低加入分節型眼内レンズ『レンティスコンフォート』は白内障手術で保険で使える単焦点レンズに分類されるものの、+1.5Dの加入レンズが組み合わさった構造をし、単純な単焦点レンズよりは焦点の幅ができるレンズです。
当院では単焦点レンズを希望の患者さまのうち、このレンティスコンフォートを使う割合が半分程度となっています。
保険の手術で使え、単なる単焦点レンズよりも使いやすく、多焦点レンズよりも副症状が少なく、個人的にはとてもよいレンズと思っていますが、よい部分だけではなく、たくさん使って見えてきた部分もありますので、個人的な感想、印象をちょっとまとめてみました。
・基本的な見える範囲
このレンズは遠方部分と低加入部分とで作られ、遠方部分をしっかり遠くに合わせた場合、中間距離(約60cm)まで見える設計になっています。単純な単焦点レンズよりは焦点の幅が広いレンズになります。ただし、多焦点レンズのように遠くから近くまで(遠くと近くと)見える訳ではありませんので、術後は基本的にある程度、眼鏡が必要になります。
・レンズの使い方(ピントの合わせ方)
繰り返しになりますが、遠方部分をしっかり遠くに合わせた場合、計算上、中間距離(約60cm)まで見えるようになります。ただ、遠方部分は必ずしも遠くに合わせなければならない訳ではなく、遠方部分を中間距離に合わせ、ある程度の近方まで見えるようにすることも可能です。遠方部分を1mに合わせると、近方は40cm前後まで見える計算になります。両眼手術の場合、左右で少し差をつける(マイクロモノビジョン)ことで、単純なモノビジョンより違和感なく、より見える範囲を広くすることもできるかと感じています。

課題一覧 =
1. 本文では、遠方部分を1mに合わせると近方はどこまで見える計算になるとされているか。
2. 本文のうち、「保険の手術で使え、単なる単焦」から「程度、眼鏡が必要になります。」までを、両端を含めて一字も変えずに書き写せ。

提供資料 =
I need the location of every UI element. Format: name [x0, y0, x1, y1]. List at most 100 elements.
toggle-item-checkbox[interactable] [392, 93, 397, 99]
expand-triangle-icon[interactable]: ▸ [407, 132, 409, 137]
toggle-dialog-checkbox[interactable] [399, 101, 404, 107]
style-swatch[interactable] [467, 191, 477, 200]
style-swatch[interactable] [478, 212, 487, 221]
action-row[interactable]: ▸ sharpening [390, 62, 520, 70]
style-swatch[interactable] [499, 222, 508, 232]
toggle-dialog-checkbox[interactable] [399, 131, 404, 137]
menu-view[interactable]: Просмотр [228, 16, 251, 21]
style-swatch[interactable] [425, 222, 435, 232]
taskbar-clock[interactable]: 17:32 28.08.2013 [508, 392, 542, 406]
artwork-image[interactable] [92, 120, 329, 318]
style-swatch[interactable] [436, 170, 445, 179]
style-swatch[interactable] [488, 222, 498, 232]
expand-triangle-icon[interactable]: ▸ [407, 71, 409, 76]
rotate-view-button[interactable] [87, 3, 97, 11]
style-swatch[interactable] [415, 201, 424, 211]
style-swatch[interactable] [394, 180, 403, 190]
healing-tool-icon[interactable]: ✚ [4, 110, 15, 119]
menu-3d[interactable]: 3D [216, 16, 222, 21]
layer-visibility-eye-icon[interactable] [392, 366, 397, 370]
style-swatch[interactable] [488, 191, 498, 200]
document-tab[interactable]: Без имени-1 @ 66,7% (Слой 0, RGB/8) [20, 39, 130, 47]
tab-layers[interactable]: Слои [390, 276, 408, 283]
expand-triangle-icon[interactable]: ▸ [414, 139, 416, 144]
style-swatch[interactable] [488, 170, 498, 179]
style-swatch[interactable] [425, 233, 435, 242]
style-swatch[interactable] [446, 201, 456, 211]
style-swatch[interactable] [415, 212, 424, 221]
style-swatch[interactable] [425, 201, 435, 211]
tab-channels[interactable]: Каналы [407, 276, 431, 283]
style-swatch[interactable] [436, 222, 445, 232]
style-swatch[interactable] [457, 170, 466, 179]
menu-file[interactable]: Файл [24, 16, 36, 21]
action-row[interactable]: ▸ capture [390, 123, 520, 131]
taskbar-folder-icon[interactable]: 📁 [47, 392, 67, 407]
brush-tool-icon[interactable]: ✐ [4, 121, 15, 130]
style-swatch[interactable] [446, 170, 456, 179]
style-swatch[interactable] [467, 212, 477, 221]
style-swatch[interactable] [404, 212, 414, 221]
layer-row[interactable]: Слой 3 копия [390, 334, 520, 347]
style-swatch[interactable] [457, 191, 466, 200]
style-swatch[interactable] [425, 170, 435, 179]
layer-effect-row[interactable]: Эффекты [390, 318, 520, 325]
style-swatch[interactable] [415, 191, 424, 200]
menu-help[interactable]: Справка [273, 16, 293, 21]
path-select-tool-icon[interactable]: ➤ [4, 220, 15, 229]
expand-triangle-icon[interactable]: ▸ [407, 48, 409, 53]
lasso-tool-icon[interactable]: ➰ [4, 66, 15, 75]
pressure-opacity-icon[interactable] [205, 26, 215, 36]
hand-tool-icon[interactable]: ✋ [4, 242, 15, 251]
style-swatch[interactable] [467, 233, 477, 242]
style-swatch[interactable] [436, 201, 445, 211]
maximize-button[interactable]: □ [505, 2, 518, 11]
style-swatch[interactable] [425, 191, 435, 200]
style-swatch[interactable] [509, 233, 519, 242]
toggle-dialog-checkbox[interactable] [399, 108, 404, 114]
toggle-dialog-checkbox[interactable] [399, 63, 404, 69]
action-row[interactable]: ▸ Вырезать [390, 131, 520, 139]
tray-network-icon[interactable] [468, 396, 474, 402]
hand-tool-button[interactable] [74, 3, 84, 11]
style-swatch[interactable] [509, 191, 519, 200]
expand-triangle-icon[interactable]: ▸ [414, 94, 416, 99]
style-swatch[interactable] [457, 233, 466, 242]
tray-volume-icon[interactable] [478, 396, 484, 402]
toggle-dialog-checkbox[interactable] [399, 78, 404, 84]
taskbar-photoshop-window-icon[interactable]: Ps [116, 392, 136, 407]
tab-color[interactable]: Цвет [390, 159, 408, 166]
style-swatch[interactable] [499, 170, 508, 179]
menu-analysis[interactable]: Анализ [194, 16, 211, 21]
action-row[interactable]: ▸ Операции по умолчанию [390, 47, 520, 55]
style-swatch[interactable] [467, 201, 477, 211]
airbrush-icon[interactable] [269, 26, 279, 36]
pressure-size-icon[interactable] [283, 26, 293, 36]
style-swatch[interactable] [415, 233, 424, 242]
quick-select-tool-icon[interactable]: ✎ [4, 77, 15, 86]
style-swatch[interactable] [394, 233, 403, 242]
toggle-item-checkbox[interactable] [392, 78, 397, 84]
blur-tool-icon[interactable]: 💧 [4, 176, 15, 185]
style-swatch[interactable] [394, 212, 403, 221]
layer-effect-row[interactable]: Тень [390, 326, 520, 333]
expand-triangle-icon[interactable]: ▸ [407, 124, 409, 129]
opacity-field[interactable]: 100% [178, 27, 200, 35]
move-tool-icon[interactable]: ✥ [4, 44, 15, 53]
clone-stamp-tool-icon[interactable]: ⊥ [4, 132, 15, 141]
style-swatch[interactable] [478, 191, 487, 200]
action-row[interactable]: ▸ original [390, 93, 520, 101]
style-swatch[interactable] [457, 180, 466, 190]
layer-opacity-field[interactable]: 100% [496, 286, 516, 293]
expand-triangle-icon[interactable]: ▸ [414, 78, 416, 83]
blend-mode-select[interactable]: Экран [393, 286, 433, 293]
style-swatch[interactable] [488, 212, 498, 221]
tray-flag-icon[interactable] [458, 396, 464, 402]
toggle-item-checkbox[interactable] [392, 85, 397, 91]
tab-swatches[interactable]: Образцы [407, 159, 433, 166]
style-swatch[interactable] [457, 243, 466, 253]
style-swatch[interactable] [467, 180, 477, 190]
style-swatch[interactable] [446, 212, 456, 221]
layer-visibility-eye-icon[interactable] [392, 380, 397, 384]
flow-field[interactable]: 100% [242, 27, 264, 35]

解答 =
1. 40cm前後まで見える計算になる。

2.
保険の手術で使え、単なる単焦点レンズよりも使いやすく、多焦点レンズよりも副症状が少なく、個人的にはとてもよいレンズと思っていますが、よい部分だけではなく、たくさん使って見えてきた部分もありますので、個人的な感想、印象をちょっとまとめてみました。
・基本的な見える範囲
このレンズは遠方部分と低加入部分とで作られ、遠方部分をしっかり遠くに合わせた場合、中間距離(約60cm)まで見える設計になっています。単純な単焦点レンズよりは焦点の幅が広いレンズになります。ただし、多焦点レンズのように遠くから近くまで(遠くと近くと)見える訳ではありませんので、術後は基本的にある程度、眼鏡が必要になります。